• [WRITTEN REQUEST]
Wherever a line holds the string "ylabel", copy that line.

(Records from a data source)
====================

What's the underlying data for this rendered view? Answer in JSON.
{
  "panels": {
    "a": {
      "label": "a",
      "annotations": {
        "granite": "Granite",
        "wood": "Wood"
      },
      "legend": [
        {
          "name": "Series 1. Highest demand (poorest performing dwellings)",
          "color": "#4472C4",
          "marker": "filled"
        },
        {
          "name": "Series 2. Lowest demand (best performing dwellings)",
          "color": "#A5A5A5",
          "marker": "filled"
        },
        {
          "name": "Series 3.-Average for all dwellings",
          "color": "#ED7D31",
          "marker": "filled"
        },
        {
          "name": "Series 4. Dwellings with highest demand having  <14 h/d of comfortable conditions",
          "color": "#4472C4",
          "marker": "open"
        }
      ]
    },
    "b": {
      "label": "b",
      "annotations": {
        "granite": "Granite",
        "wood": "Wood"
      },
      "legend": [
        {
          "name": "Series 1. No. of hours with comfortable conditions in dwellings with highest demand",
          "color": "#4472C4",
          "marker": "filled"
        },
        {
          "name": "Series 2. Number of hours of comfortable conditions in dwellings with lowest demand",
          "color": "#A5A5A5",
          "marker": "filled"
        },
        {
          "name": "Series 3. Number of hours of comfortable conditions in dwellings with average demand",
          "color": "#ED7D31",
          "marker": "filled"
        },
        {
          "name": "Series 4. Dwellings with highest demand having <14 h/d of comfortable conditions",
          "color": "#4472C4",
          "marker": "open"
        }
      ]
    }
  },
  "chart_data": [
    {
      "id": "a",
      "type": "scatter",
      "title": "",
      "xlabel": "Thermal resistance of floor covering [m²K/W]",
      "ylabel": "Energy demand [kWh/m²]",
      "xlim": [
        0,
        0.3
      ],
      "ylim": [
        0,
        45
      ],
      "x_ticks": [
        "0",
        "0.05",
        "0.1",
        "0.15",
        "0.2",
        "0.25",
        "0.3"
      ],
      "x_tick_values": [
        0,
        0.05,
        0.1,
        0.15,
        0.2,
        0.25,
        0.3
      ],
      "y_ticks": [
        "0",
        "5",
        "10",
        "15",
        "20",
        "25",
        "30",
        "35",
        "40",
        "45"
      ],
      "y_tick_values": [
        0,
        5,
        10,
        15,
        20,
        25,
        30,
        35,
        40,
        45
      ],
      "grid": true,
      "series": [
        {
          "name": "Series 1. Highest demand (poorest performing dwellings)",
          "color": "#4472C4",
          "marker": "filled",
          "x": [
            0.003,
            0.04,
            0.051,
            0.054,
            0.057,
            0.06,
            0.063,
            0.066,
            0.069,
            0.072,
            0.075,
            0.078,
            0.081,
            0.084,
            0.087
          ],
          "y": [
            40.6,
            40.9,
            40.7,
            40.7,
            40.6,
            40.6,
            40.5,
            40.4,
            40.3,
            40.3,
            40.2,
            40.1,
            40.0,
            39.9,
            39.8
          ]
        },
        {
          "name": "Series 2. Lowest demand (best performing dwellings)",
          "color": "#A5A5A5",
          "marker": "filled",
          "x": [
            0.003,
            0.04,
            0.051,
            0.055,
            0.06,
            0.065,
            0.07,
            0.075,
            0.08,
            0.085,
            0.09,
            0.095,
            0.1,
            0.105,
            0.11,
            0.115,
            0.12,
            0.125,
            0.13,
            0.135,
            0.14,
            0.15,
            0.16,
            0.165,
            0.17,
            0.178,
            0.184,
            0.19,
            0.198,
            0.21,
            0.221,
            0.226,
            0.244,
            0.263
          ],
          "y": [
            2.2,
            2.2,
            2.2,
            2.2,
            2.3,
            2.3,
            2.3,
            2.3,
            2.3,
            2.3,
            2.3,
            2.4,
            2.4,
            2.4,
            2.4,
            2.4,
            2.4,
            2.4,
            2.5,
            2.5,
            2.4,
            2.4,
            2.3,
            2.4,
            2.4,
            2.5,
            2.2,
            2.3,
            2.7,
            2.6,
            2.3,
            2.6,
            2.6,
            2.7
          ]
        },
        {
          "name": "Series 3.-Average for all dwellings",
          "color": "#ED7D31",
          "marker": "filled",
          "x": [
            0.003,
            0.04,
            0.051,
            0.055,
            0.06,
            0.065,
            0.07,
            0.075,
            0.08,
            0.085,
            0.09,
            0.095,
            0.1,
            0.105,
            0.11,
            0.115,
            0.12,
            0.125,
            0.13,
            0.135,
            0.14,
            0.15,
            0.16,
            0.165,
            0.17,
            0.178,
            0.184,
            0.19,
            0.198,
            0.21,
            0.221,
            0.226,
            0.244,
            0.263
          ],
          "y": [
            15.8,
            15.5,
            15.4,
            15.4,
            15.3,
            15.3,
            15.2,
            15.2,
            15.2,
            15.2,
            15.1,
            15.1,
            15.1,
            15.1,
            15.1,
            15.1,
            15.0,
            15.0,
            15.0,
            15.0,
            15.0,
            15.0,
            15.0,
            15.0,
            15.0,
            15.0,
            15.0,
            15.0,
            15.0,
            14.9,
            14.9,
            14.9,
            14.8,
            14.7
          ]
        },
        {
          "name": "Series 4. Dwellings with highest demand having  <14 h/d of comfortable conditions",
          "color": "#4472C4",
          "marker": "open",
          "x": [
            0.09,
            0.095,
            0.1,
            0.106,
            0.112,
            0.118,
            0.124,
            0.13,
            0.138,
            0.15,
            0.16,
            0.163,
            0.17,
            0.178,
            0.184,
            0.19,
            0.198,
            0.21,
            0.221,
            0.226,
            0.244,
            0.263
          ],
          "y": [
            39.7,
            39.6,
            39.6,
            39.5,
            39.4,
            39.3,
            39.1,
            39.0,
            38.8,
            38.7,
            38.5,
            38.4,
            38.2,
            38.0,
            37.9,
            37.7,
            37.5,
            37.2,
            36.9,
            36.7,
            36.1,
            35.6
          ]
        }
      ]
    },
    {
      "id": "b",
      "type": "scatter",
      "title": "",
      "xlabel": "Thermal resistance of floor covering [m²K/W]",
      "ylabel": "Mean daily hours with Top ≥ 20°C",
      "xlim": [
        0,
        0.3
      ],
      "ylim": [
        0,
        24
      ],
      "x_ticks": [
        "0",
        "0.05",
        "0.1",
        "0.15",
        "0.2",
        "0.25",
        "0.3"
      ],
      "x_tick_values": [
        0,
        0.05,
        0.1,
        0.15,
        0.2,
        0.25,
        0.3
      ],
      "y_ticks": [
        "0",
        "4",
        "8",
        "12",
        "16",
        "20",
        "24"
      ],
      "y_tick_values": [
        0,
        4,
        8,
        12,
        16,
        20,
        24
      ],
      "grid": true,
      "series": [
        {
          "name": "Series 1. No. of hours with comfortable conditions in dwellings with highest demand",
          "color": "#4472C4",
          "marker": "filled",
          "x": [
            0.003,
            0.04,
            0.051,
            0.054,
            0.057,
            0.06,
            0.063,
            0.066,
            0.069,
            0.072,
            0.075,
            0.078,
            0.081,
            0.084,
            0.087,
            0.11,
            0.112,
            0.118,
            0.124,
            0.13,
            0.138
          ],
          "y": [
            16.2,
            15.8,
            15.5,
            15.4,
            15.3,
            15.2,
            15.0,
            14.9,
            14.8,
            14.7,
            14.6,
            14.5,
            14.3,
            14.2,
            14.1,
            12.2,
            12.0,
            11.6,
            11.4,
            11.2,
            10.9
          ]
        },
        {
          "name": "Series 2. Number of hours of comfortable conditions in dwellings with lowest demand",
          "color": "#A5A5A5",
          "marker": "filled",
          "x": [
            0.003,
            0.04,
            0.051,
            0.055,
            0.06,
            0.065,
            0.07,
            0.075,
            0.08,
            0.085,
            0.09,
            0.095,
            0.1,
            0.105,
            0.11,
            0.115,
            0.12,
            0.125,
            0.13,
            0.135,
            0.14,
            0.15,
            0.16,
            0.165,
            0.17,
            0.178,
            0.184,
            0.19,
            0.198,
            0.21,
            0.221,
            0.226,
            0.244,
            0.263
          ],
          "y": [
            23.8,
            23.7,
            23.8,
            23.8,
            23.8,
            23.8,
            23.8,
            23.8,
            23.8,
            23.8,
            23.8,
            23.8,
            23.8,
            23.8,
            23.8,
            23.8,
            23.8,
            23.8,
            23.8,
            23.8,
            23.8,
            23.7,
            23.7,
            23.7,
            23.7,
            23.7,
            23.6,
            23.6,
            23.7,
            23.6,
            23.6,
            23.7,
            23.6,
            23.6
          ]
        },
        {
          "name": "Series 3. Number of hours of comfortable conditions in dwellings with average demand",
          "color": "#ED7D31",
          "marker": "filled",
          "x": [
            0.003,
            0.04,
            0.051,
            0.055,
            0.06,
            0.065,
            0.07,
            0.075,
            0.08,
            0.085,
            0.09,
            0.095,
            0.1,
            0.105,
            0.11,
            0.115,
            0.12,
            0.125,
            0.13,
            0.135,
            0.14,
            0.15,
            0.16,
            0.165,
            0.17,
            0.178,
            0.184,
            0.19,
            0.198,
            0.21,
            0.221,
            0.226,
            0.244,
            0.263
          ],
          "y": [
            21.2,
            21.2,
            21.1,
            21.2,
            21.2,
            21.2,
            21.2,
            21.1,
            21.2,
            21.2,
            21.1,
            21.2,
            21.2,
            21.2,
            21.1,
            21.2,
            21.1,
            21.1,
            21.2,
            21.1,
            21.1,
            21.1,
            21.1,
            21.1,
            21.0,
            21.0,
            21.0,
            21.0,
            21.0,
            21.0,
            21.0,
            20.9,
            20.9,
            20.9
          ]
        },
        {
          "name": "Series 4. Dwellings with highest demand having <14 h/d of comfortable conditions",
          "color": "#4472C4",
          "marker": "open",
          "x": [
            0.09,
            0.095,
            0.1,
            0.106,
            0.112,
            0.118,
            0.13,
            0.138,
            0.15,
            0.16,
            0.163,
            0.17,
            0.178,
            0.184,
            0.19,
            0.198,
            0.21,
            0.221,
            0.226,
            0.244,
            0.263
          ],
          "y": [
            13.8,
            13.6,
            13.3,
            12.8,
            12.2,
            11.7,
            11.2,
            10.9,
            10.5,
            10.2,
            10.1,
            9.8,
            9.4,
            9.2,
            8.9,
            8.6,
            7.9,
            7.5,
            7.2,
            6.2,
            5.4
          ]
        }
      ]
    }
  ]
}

====================

• [SOLUTION FOR THIS TASK]
      "ylabel": "Energy demand [kWh/m²]",
      "ylabel": "Mean daily hours with Top ≥ 20°C",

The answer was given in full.